--- EXERCISE DIRECTIONS ---
Give all the lines below again, exactly, with no pictures.

--- THE INPUT ---
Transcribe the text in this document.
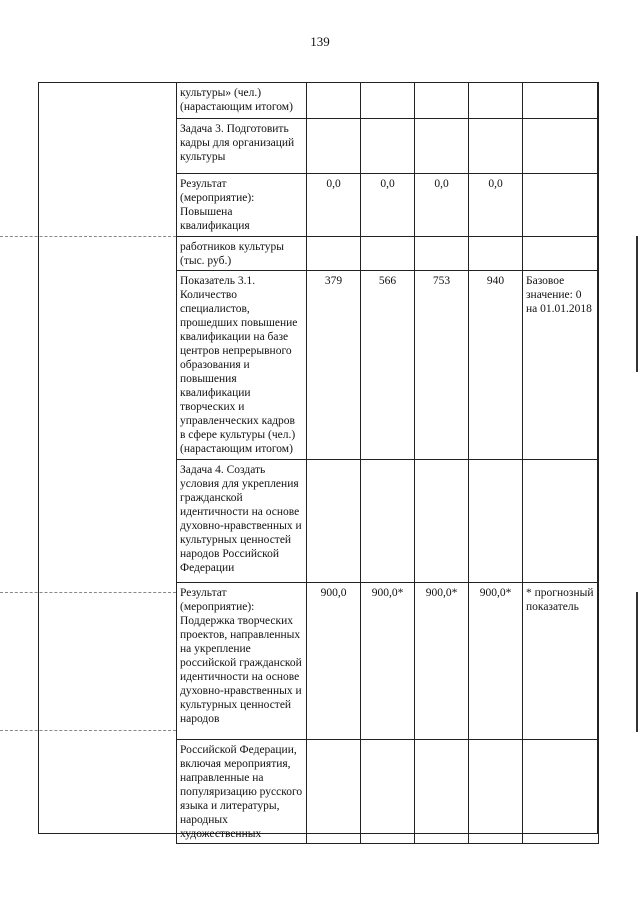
139
культуры» (чел.)
(нарастающим итогом)					

Задача 3. Подготовить кадры для организаций культуры					

Результат (мероприятие): Повышена квалификация	0,0	0,0	0,0	0,0	

работников культуры (тыс. руб.)					

Показатель 3.1. Количество специалистов, прошедших повышение квалификации на базе центров непрерывного образования и повышения квалификации творческих и управленческих кадров в сфере культуры (чел.) (нарастающим итогом)	379	566	753	940	Базовое значение: 0 на 01.01.2018

Задача 4. Создать условия для укрепления гражданской идентичности на основе духовно-нравственных и культурных ценностей народов Российской Федерации					

Результат (мероприятие): Поддержка творческих проектов, направленных на укрепление российской гражданской идентичности на основе духовно-нравственных и культурных ценностей народов	900,0	900,0*	900,0*	900,0*	* прогнозный показатель

Российской Федерации, включая мероприятия, направленные на популяризацию русского языка и литературы, народных художественных					
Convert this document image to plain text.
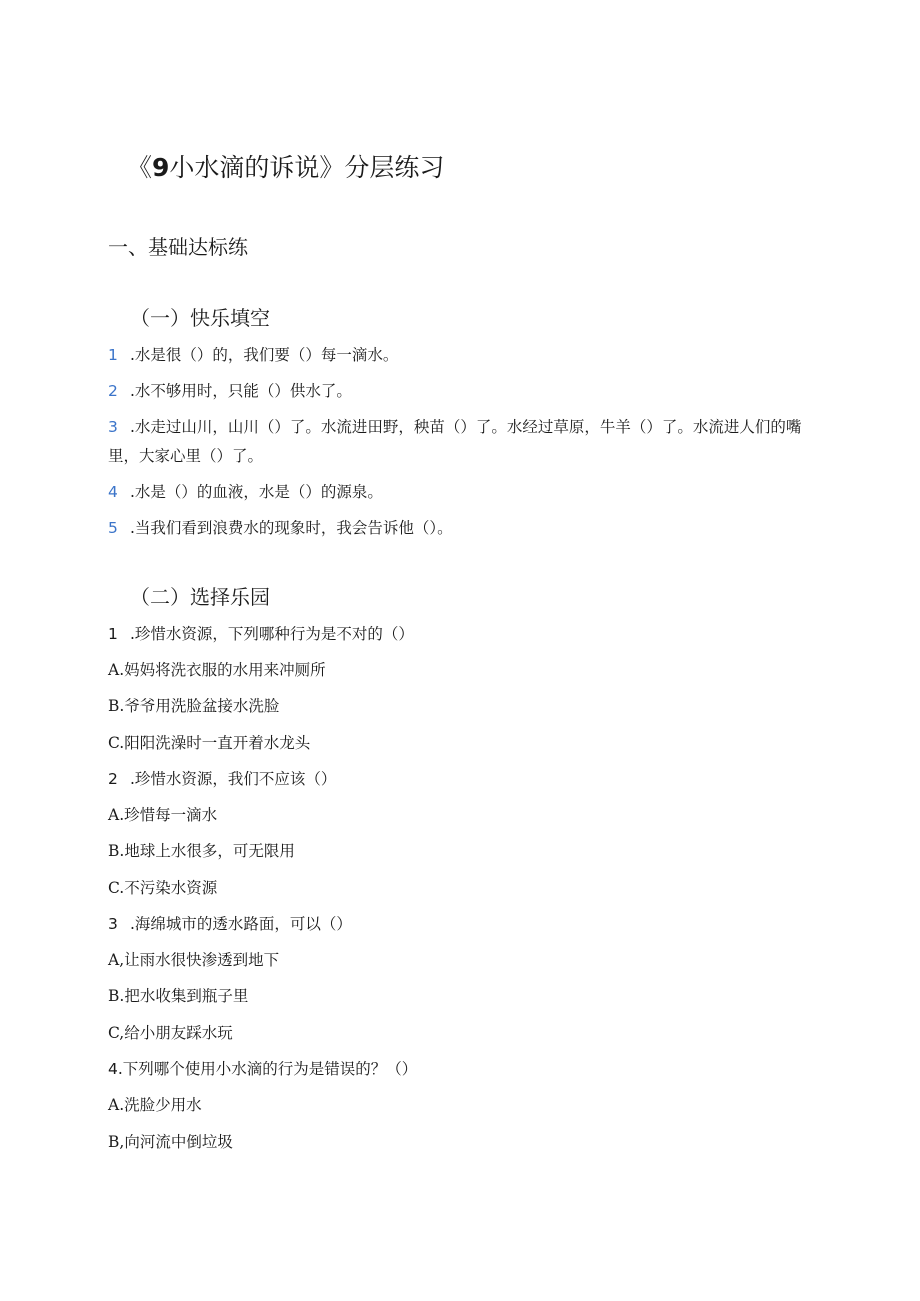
《9小水滴的诉说》分层练习
一、基础达标练
（一）快乐填空

1 .水是很（）的，我们要（）每一滴水。

2 .水不够用时，只能（）供水了。

3 .水走过山川，山川（）了。水流进田野，秧苗（）了。水经过草原，牛羊（）了。水流进人们的嘴里，大家心里（）了。

4 .水是（）的血液，水是（）的源泉。

5 .当我们看到浪费水的现象时，我会告诉他（）。

（二）选择乐园

1 .珍惜水资源，下列哪种行为是不对的（）

A.妈妈将洗衣服的水用来冲厕所

B.爷爷用洗脸盆接水洗脸

C.阳阳洗澡时一直开着水龙头

2 .珍惜水资源，我们不应该（）

A.珍惜每一滴水

B.地球上水很多，可无限用

C.不污染水资源

3 .海绵城市的透水路面，可以（）

A,让雨水很快渗透到地下

B.把水收集到瓶子里

C,给小朋友踩水玩

4.下列哪个使用小水滴的行为是错误的？（）

A.洗脸少用水

B,向河流中倒垃圾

--- SOLUTION TO THE EXERCISE ---
Transcribe the text in this document.
139
культуры» (чел.)
(нарастающим итогом)					

Задача 3. Подготовить кадры для организаций культуры					

Результат (мероприятие): Повышена квалификация	0,0	0,0	0,0	0,0	

работников культуры (тыс. руб.)					

Показатель 3.1. Количество специалистов, прошедших повышение квалификации на базе центров непрерывного образования и повышения квалификации творческих и управленческих кадров в сфере культуры (чел.) (нарастающим итогом)	379	566	753	940	Базовое значение: 0 на 01.01.2018

Задача 4. Создать условия для укрепления гражданской идентичности на основе духовно-нравственных и культурных ценностей народов Российской Федерации					

Результат (мероприятие): Поддержка творческих проектов, направленных на укрепление российской гражданской идентичности на основе духовно-нравственных и культурных ценностей народов	900,0	900,0*	900,0*	900,0*	* прогнозный показатель

Российской Федерации, включая мероприятия, направленные на популяризацию русского языка и литературы, народных художественных					
Convert this document image to plain text.
《9小水滴的诉说》分层练习
一、基础达标练
（一）快乐填空

1 .水是很（）的，我们要（）每一滴水。

2 .水不够用时，只能（）供水了。

3 .水走过山川，山川（）了。水流进田野，秧苗（）了。水经过草原，牛羊（）了。水流进人们的嘴里，大家心里（）了。

4 .水是（）的血液，水是（）的源泉。

5 .当我们看到浪费水的现象时，我会告诉他（）。

（二）选择乐园

1 .珍惜水资源，下列哪种行为是不对的（）

A.妈妈将洗衣服的水用来冲厕所

B.爷爷用洗脸盆接水洗脸

C.阳阳洗澡时一直开着水龙头

2 .珍惜水资源，我们不应该（）

A.珍惜每一滴水

B.地球上水很多，可无限用

C.不污染水资源

3 .海绵城市的透水路面，可以（）

A,让雨水很快渗透到地下

B.把水收集到瓶子里

C,给小朋友踩水玩

4.下列哪个使用小水滴的行为是错误的？（）

A.洗脸少用水

B,向河流中倒垃圾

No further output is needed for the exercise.